What is being asked -
Copy out the data verbatim, from the line containing "column-date[interactable]: 修改日期 bbox=[207, 50, 243, 63]" through the line containing "back-icon[interactable]: ‹ bbox=[429, 151, 433, 164]", inclusive.

Data to use -
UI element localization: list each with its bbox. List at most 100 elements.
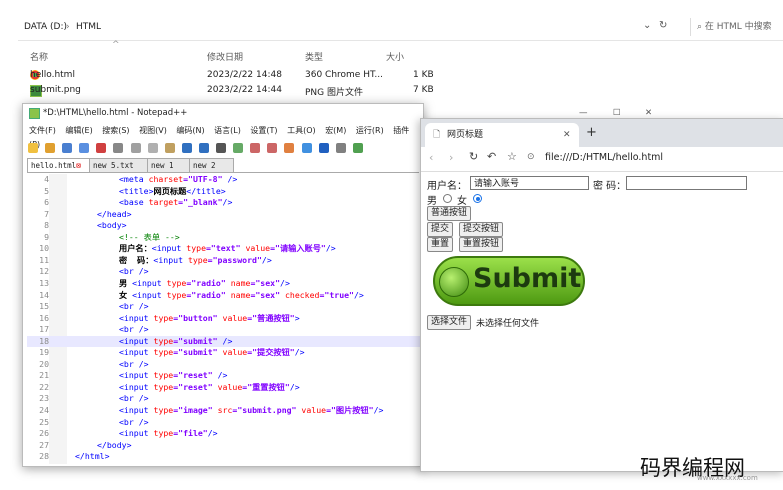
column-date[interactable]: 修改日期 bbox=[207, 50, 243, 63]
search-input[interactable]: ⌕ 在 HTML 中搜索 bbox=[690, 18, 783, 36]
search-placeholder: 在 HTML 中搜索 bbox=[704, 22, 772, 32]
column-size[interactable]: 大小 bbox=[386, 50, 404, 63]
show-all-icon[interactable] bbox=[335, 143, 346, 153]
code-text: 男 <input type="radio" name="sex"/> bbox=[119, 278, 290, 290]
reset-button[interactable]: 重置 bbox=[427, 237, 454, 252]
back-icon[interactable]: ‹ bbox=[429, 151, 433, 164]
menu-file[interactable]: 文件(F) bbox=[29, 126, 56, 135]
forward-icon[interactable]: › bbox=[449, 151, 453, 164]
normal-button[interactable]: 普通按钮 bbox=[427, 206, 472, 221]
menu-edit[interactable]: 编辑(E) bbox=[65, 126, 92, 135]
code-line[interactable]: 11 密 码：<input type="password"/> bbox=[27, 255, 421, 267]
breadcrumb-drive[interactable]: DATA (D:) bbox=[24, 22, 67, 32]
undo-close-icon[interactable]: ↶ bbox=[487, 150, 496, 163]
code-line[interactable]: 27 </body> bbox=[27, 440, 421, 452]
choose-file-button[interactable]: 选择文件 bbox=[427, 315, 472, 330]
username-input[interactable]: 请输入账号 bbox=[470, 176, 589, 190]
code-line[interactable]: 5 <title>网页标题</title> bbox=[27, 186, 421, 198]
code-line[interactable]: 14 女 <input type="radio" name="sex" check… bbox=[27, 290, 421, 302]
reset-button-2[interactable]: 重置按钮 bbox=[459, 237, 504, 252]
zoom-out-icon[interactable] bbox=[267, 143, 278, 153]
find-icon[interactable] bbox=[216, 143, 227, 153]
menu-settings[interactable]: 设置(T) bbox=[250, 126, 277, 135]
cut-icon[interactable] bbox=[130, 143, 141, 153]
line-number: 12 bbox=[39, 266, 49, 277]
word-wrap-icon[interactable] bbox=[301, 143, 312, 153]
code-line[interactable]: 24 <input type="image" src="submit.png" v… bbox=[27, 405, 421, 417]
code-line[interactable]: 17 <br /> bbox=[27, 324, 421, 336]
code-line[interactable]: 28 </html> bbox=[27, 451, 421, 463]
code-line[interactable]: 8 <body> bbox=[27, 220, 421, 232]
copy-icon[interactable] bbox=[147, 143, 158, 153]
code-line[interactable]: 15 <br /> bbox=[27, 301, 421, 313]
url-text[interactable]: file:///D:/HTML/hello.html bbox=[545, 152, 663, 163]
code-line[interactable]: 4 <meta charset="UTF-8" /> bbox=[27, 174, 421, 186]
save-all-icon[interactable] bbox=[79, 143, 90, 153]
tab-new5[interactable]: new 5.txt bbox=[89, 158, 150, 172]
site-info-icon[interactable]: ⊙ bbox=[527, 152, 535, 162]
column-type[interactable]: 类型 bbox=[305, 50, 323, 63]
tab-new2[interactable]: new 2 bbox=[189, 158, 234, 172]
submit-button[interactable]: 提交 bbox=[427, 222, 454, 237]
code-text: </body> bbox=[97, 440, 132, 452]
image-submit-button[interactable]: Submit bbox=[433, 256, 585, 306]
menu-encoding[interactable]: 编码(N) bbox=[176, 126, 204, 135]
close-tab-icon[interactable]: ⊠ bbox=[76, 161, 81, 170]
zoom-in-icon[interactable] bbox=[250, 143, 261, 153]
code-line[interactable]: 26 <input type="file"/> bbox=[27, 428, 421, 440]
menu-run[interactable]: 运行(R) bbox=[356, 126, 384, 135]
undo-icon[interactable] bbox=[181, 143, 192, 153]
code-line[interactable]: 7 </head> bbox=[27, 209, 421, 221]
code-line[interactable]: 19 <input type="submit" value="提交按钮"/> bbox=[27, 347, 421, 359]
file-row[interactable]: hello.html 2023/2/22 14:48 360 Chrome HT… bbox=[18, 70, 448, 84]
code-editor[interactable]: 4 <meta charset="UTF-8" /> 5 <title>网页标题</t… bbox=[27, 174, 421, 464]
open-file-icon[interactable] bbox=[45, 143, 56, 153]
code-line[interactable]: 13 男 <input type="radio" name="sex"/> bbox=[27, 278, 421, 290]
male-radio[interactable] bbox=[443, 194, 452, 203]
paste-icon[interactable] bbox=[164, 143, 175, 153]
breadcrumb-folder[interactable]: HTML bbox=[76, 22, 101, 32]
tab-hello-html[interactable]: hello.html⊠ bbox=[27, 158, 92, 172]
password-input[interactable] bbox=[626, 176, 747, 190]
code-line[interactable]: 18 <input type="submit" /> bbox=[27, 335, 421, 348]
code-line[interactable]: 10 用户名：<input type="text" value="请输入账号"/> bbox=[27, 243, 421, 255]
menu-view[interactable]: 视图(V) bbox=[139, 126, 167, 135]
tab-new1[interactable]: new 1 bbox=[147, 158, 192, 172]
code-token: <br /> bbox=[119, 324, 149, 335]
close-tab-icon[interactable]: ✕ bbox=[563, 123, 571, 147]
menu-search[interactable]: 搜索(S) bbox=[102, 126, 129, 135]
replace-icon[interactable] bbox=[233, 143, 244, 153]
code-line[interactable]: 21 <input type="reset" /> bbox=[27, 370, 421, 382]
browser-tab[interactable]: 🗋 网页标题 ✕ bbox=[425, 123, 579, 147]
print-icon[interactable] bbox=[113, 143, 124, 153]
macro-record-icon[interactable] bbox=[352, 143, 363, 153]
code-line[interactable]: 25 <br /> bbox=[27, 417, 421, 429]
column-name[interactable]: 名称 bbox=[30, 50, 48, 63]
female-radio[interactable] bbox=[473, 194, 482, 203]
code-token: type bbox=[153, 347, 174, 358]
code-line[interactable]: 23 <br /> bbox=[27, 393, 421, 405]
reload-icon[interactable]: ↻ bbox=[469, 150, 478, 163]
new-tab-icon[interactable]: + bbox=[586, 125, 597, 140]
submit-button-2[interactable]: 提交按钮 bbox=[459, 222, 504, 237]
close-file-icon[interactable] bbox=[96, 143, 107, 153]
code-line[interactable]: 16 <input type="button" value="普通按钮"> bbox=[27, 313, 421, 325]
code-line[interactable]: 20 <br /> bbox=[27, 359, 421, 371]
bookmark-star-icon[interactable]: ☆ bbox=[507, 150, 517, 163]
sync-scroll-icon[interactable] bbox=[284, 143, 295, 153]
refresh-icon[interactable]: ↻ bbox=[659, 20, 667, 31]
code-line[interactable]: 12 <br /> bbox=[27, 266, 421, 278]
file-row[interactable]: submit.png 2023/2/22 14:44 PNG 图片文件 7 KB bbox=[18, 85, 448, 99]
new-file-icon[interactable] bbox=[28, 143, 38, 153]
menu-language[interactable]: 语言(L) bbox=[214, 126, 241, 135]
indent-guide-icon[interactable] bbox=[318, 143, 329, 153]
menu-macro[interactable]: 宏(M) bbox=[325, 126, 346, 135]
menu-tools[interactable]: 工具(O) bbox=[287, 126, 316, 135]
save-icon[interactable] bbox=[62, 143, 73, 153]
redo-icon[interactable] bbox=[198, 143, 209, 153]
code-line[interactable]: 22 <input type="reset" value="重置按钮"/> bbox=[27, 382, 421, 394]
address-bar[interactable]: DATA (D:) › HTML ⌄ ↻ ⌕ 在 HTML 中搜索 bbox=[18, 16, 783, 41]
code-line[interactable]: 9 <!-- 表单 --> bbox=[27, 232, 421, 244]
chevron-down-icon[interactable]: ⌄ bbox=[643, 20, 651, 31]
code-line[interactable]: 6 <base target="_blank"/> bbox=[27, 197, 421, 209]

In response -
column-date[interactable]: 修改日期 bbox=[207, 50, 243, 63]
search-input[interactable]: ⌕ 在 HTML 中搜索 bbox=[690, 18, 783, 36]
search-placeholder: 在 HTML 中搜索 bbox=[704, 22, 772, 32]
column-size[interactable]: 大小 bbox=[386, 50, 404, 63]
show-all-icon[interactable] bbox=[335, 143, 346, 153]
code-text: 男 <input type="radio" name="sex"/> bbox=[119, 278, 290, 290]
reset-button[interactable]: 重置 bbox=[427, 237, 454, 252]
back-icon[interactable]: ‹ bbox=[429, 151, 433, 164]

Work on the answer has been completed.